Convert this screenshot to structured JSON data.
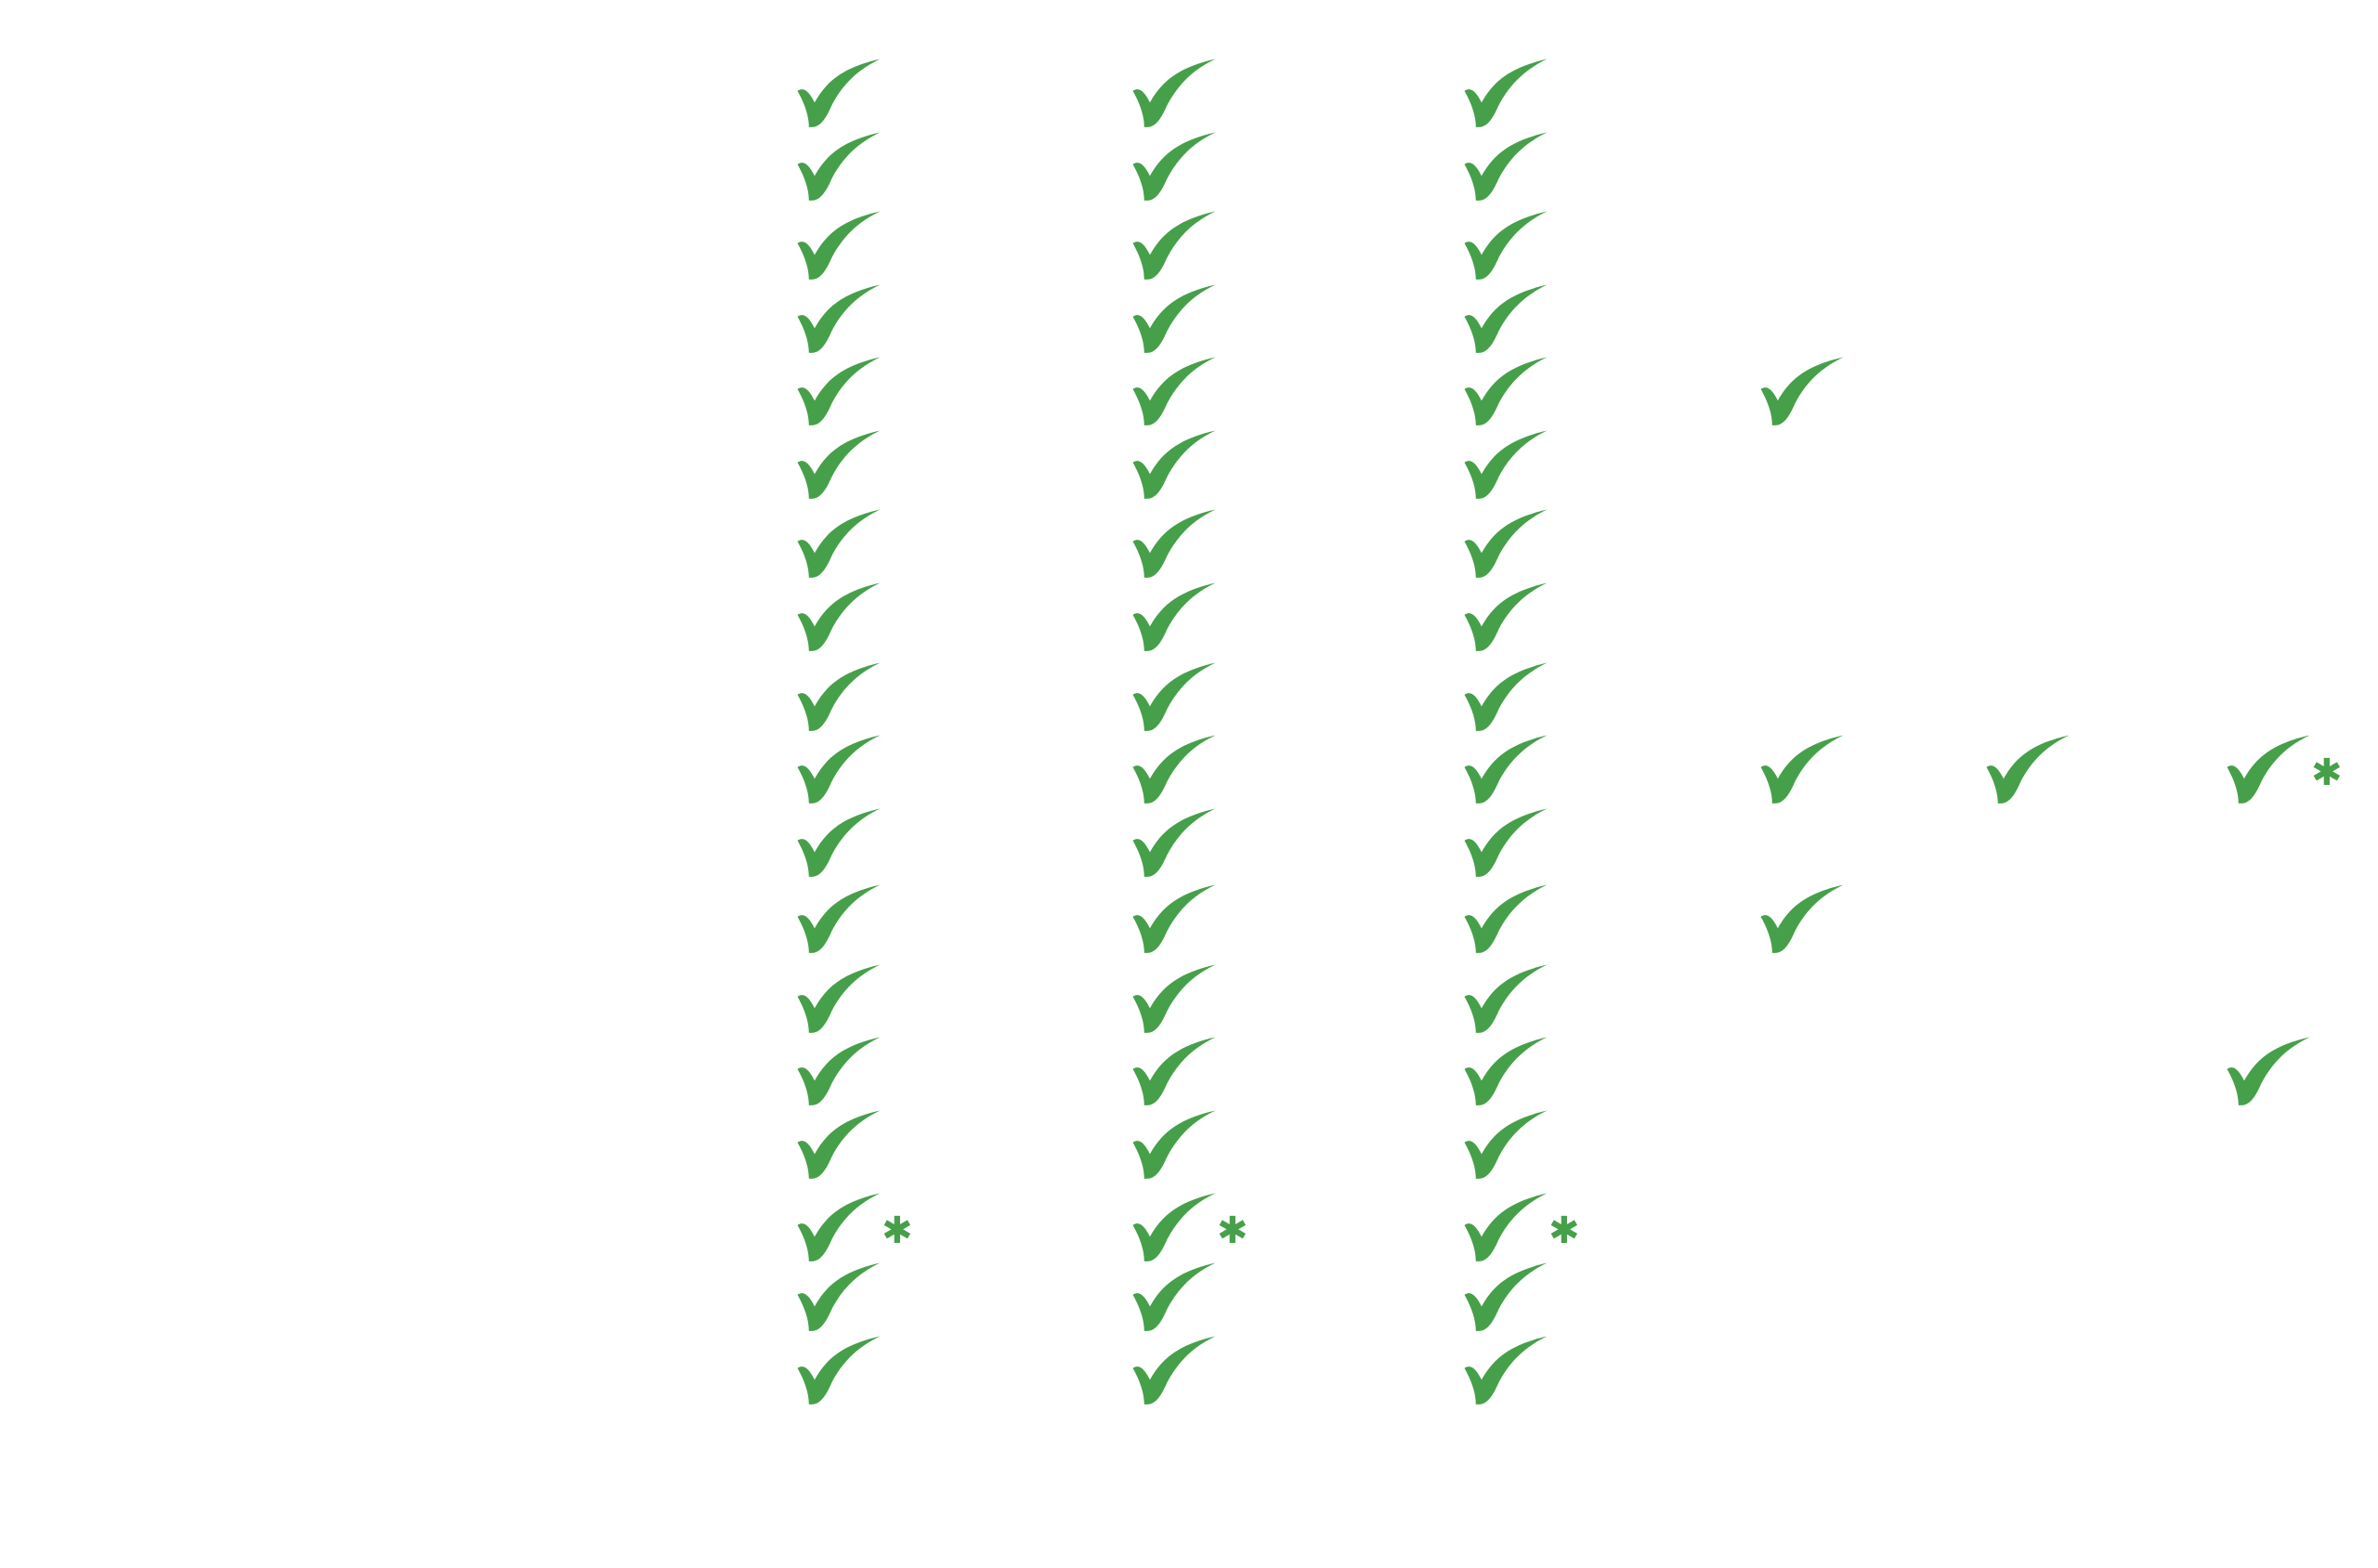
{
  "colors": {
    "check": "#46a04a",
    "asterisk": "#46a04a",
    "background": "#ffffff"
  },
  "icon": "checkmark-icon",
  "asterisk_symbol": "✱",
  "grid": {
    "rows": 18,
    "columns": [
      {
        "cells": [
          "check",
          "check",
          "check",
          "check",
          "check",
          "check",
          "check",
          "check",
          "check",
          "check",
          "check",
          "check",
          "check",
          "check",
          "check",
          "check-asterisk",
          "check",
          "check"
        ]
      },
      {
        "cells": [
          "check",
          "check",
          "check",
          "check",
          "check",
          "check",
          "check",
          "check",
          "check",
          "check",
          "check",
          "check",
          "check",
          "check",
          "check",
          "check-asterisk",
          "check",
          "check"
        ]
      },
      {
        "cells": [
          "check",
          "check",
          "check",
          "check",
          "check",
          "check",
          "check",
          "check",
          "check",
          "check",
          "check",
          "check",
          "check",
          "check",
          "check",
          "check-asterisk",
          "check",
          "check"
        ]
      },
      {
        "cells": [
          "",
          "",
          "",
          "",
          "check",
          "",
          "",
          "",
          "",
          "check",
          "",
          "check",
          "",
          "",
          "",
          "",
          "",
          ""
        ]
      },
      {
        "cells": [
          "",
          "",
          "",
          "",
          "",
          "",
          "",
          "",
          "",
          "check",
          "",
          "",
          "",
          "",
          "",
          "",
          "",
          ""
        ]
      },
      {
        "cells": [
          "",
          "",
          "",
          "",
          "",
          "",
          "",
          "",
          "",
          "check-asterisk",
          "",
          "",
          "",
          "check",
          "",
          "",
          "",
          ""
        ]
      }
    ]
  }
}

┄┄┄┄┄┄┄┄┄┄┄┄┄┄┄┄┄┄┄┄

> **PROBLEM DESCRIPTION**: Copy the material above exactly and drop the pictures.

> **FINISHED EXERCISE**:
Convert this screenshot to structured JSON data.
{
  "colors": {
    "check": "#46a04a",
    "asterisk": "#46a04a",
    "background": "#ffffff"
  },
  "icon": "checkmark-icon",
  "asterisk_symbol": "✱",
  "grid": {
    "rows": 18,
    "columns": [
      {
        "cells": [
          "check",
          "check",
          "check",
          "check",
          "check",
          "check",
          "check",
          "check",
          "check",
          "check",
          "check",
          "check",
          "check",
          "check",
          "check",
          "check-asterisk",
          "check",
          "check"
        ]
      },
      {
        "cells": [
          "check",
          "check",
          "check",
          "check",
          "check",
          "check",
          "check",
          "check",
          "check",
          "check",
          "check",
          "check",
          "check",
          "check",
          "check",
          "check-asterisk",
          "check",
          "check"
        ]
      },
      {
        "cells": [
          "check",
          "check",
          "check",
          "check",
          "check",
          "check",
          "check",
          "check",
          "check",
          "check",
          "check",
          "check",
          "check",
          "check",
          "check",
          "check-asterisk",
          "check",
          "check"
        ]
      },
      {
        "cells": [
          "",
          "",
          "",
          "",
          "check",
          "",
          "",
          "",
          "",
          "check",
          "",
          "check",
          "",
          "",
          "",
          "",
          "",
          ""
        ]
      },
      {
        "cells": [
          "",
          "",
          "",
          "",
          "",
          "",
          "",
          "",
          "",
          "check",
          "",
          "",
          "",
          "",
          "",
          "",
          "",
          ""
        ]
      },
      {
        "cells": [
          "",
          "",
          "",
          "",
          "",
          "",
          "",
          "",
          "",
          "check-asterisk",
          "",
          "",
          "",
          "check",
          "",
          "",
          "",
          ""
        ]
      }
    ]
  }
}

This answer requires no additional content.